- **Work to be completed**
Retype the whole listing verbatim and keep the pictures out of it.

- **Supplied information**
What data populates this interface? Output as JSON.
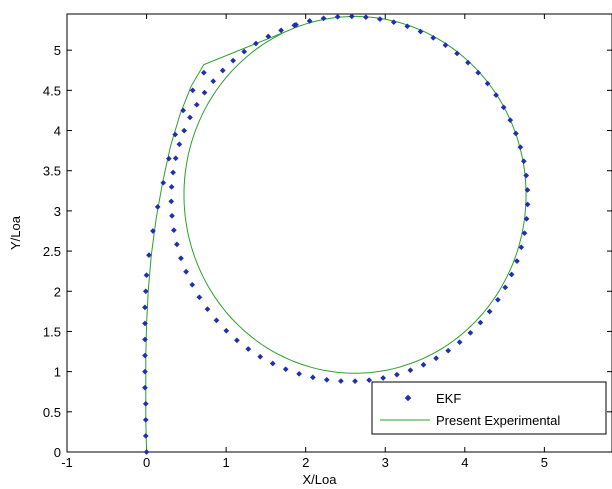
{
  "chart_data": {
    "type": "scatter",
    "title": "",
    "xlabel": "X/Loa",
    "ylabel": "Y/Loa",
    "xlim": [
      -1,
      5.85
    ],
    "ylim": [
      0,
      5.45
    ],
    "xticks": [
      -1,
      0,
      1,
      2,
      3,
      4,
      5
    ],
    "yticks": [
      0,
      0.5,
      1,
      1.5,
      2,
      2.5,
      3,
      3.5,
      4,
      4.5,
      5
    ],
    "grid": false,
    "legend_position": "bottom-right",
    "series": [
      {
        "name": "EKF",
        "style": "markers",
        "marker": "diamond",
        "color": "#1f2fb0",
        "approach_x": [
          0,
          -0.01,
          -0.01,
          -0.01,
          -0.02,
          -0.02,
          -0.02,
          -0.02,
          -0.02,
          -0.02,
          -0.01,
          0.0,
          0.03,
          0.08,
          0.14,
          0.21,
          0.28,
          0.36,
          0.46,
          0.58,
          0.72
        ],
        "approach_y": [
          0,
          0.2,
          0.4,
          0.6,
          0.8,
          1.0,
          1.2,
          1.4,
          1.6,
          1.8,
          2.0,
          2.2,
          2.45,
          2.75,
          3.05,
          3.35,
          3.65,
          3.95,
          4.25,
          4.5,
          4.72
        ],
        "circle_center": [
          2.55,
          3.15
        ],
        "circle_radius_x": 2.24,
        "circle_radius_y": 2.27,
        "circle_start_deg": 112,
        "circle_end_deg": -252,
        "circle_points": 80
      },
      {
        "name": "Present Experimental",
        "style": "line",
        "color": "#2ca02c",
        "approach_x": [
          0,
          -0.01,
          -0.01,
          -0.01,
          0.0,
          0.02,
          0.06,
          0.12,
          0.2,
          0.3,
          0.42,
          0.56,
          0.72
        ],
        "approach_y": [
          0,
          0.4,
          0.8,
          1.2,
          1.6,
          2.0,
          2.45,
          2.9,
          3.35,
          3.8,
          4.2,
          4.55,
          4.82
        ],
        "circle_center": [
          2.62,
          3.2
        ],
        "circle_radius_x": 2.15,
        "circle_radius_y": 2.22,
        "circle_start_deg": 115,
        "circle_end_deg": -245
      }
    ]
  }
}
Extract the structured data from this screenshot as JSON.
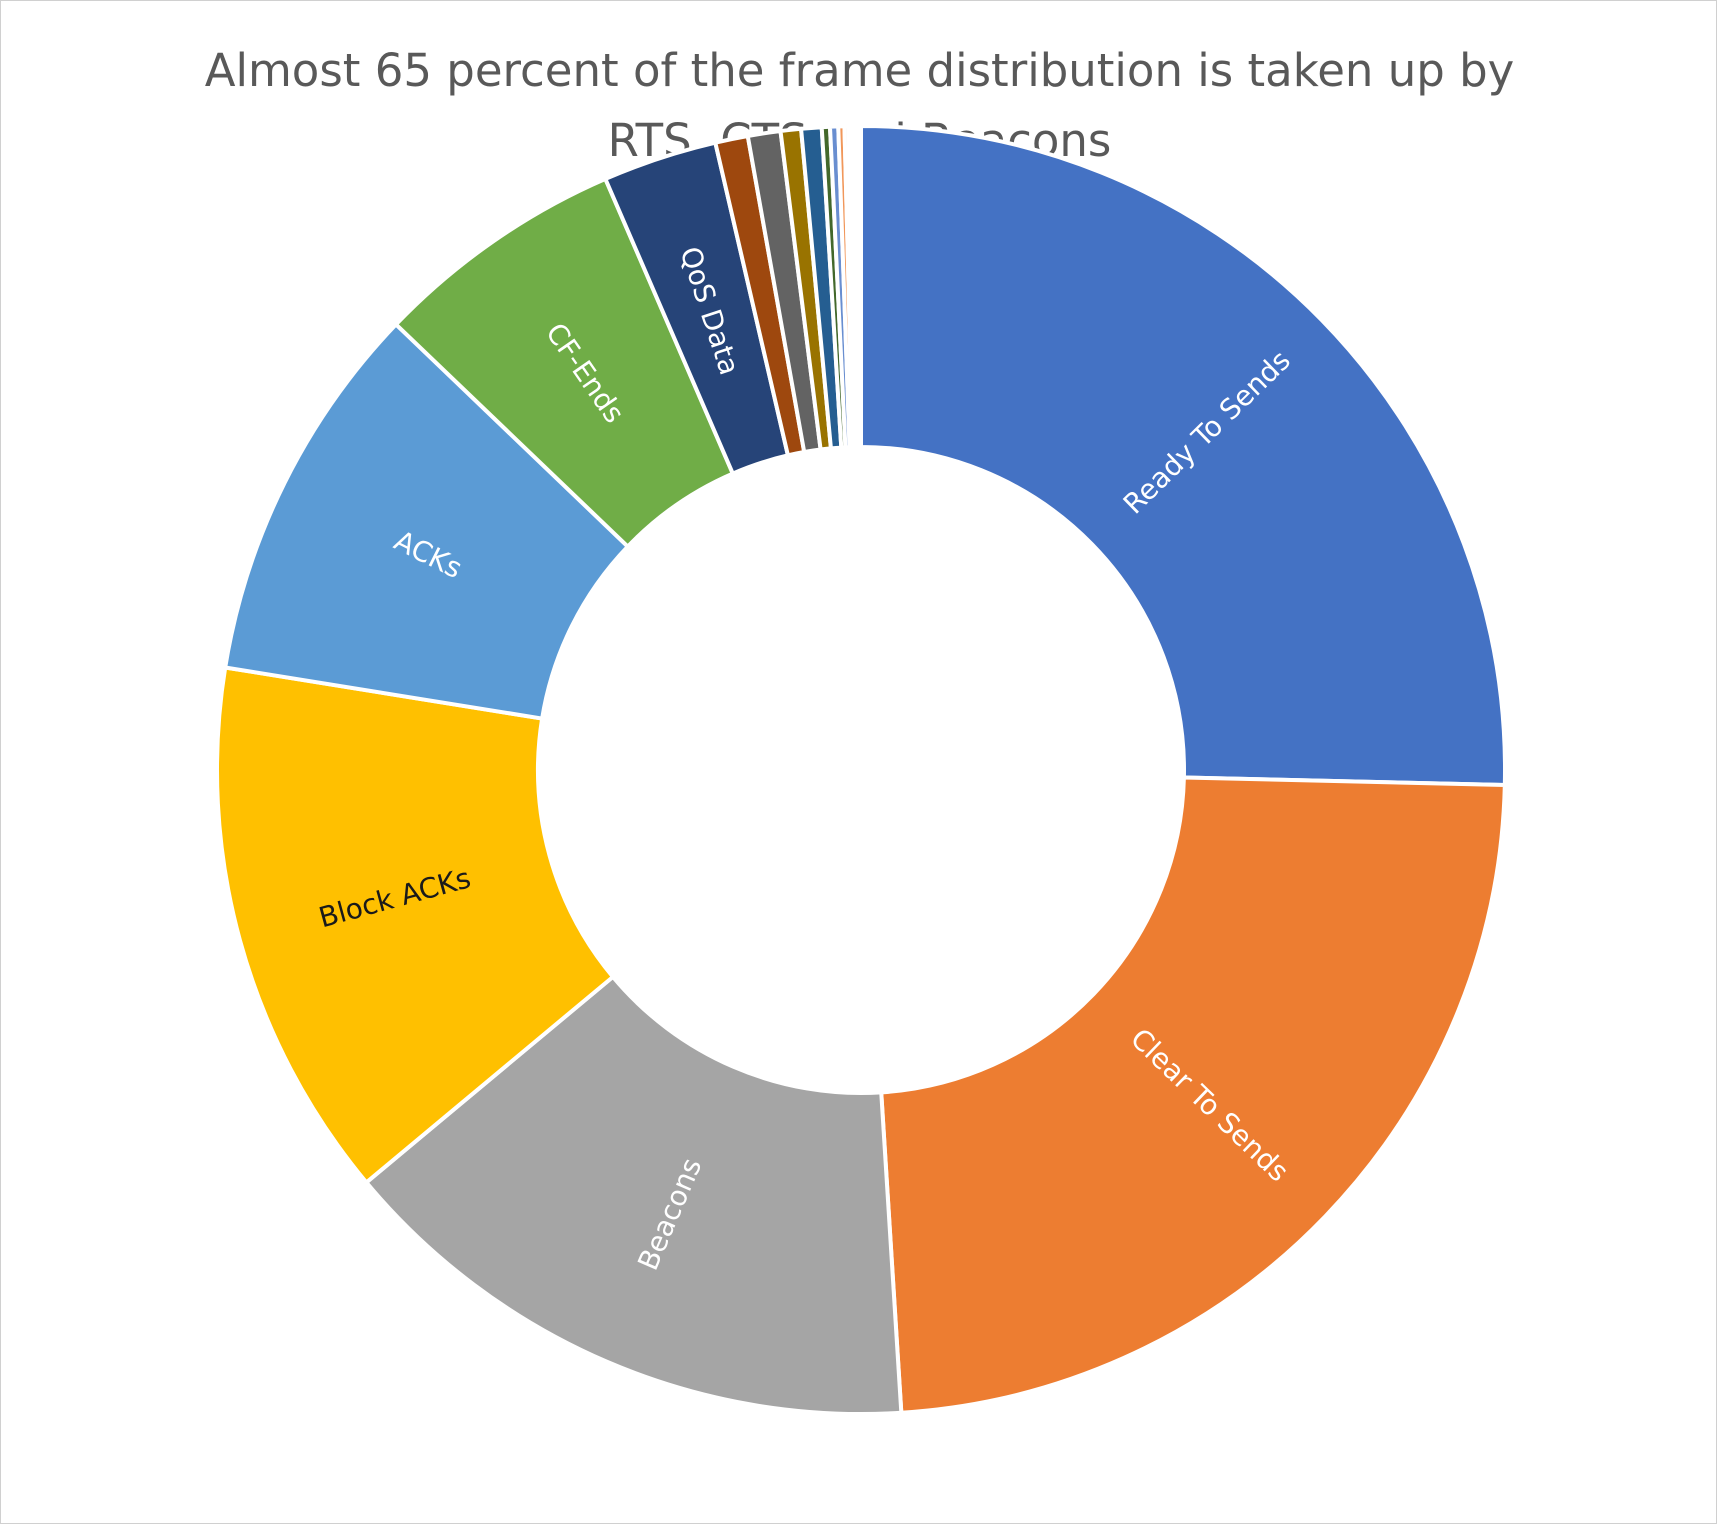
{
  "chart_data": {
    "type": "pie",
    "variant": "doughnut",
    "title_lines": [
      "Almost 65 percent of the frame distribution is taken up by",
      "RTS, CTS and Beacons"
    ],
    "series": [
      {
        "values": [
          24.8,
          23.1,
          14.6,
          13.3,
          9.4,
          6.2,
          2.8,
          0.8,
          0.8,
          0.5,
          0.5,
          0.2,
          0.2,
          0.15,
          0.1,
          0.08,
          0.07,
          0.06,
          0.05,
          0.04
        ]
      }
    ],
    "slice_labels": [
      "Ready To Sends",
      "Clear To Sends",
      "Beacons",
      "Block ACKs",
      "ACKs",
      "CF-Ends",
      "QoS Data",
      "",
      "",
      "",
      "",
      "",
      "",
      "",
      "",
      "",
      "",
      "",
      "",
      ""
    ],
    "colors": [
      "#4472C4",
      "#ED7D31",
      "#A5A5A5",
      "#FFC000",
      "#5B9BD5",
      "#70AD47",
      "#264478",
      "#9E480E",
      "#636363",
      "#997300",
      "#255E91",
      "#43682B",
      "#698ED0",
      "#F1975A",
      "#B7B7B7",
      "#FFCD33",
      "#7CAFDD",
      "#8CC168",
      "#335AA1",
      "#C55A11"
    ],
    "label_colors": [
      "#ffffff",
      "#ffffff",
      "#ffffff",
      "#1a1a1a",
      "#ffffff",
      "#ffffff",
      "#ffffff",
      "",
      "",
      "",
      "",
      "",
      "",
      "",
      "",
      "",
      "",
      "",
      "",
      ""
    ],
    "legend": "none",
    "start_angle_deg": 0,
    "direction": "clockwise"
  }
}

- **Task response**
What data populates this interface? Output as JSON.
{
  "chart_data": {
    "type": "scatter",
    "title": "",
    "xlabel": "X/Loa",
    "ylabel": "Y/Loa",
    "xlim": [
      -1,
      5.85
    ],
    "ylim": [
      0,
      5.45
    ],
    "xticks": [
      -1,
      0,
      1,
      2,
      3,
      4,
      5
    ],
    "yticks": [
      0,
      0.5,
      1,
      1.5,
      2,
      2.5,
      3,
      3.5,
      4,
      4.5,
      5
    ],
    "grid": false,
    "legend_position": "bottom-right",
    "series": [
      {
        "name": "EKF",
        "style": "markers",
        "marker": "diamond",
        "color": "#1f2fb0",
        "approach_x": [
          0,
          -0.01,
          -0.01,
          -0.01,
          -0.02,
          -0.02,
          -0.02,
          -0.02,
          -0.02,
          -0.02,
          -0.01,
          0.0,
          0.03,
          0.08,
          0.14,
          0.21,
          0.28,
          0.36,
          0.46,
          0.58,
          0.72
        ],
        "approach_y": [
          0,
          0.2,
          0.4,
          0.6,
          0.8,
          1.0,
          1.2,
          1.4,
          1.6,
          1.8,
          2.0,
          2.2,
          2.45,
          2.75,
          3.05,
          3.35,
          3.65,
          3.95,
          4.25,
          4.5,
          4.72
        ],
        "circle_center": [
          2.55,
          3.15
        ],
        "circle_radius_x": 2.24,
        "circle_radius_y": 2.27,
        "circle_start_deg": 112,
        "circle_end_deg": -252,
        "circle_points": 80
      },
      {
        "name": "Present Experimental",
        "style": "line",
        "color": "#2ca02c",
        "approach_x": [
          0,
          -0.01,
          -0.01,
          -0.01,
          0.0,
          0.02,
          0.06,
          0.12,
          0.2,
          0.3,
          0.42,
          0.56,
          0.72
        ],
        "approach_y": [
          0,
          0.4,
          0.8,
          1.2,
          1.6,
          2.0,
          2.45,
          2.9,
          3.35,
          3.8,
          4.2,
          4.55,
          4.82
        ],
        "circle_center": [
          2.62,
          3.2
        ],
        "circle_radius_x": 2.15,
        "circle_radius_y": 2.22,
        "circle_start_deg": 115,
        "circle_end_deg": -245
      }
    ]
  }
}
Extract the structured data from this screenshot as JSON.
{
  "chart_data": {
    "type": "pie",
    "variant": "doughnut",
    "title_lines": [
      "Almost 65 percent of the frame distribution is taken up by",
      "RTS, CTS and Beacons"
    ],
    "series": [
      {
        "values": [
          24.8,
          23.1,
          14.6,
          13.3,
          9.4,
          6.2,
          2.8,
          0.8,
          0.8,
          0.5,
          0.5,
          0.2,
          0.2,
          0.15,
          0.1,
          0.08,
          0.07,
          0.06,
          0.05,
          0.04
        ]
      }
    ],
    "slice_labels": [
      "Ready To Sends",
      "Clear To Sends",
      "Beacons",
      "Block ACKs",
      "ACKs",
      "CF-Ends",
      "QoS Data",
      "",
      "",
      "",
      "",
      "",
      "",
      "",
      "",
      "",
      "",
      "",
      "",
      ""
    ],
    "colors": [
      "#4472C4",
      "#ED7D31",
      "#A5A5A5",
      "#FFC000",
      "#5B9BD5",
      "#70AD47",
      "#264478",
      "#9E480E",
      "#636363",
      "#997300",
      "#255E91",
      "#43682B",
      "#698ED0",
      "#F1975A",
      "#B7B7B7",
      "#FFCD33",
      "#7CAFDD",
      "#8CC168",
      "#335AA1",
      "#C55A11"
    ],
    "label_colors": [
      "#ffffff",
      "#ffffff",
      "#ffffff",
      "#1a1a1a",
      "#ffffff",
      "#ffffff",
      "#ffffff",
      "",
      "",
      "",
      "",
      "",
      "",
      "",
      "",
      "",
      "",
      "",
      "",
      ""
    ],
    "legend": "none",
    "start_angle_deg": 0,
    "direction": "clockwise"
  }
}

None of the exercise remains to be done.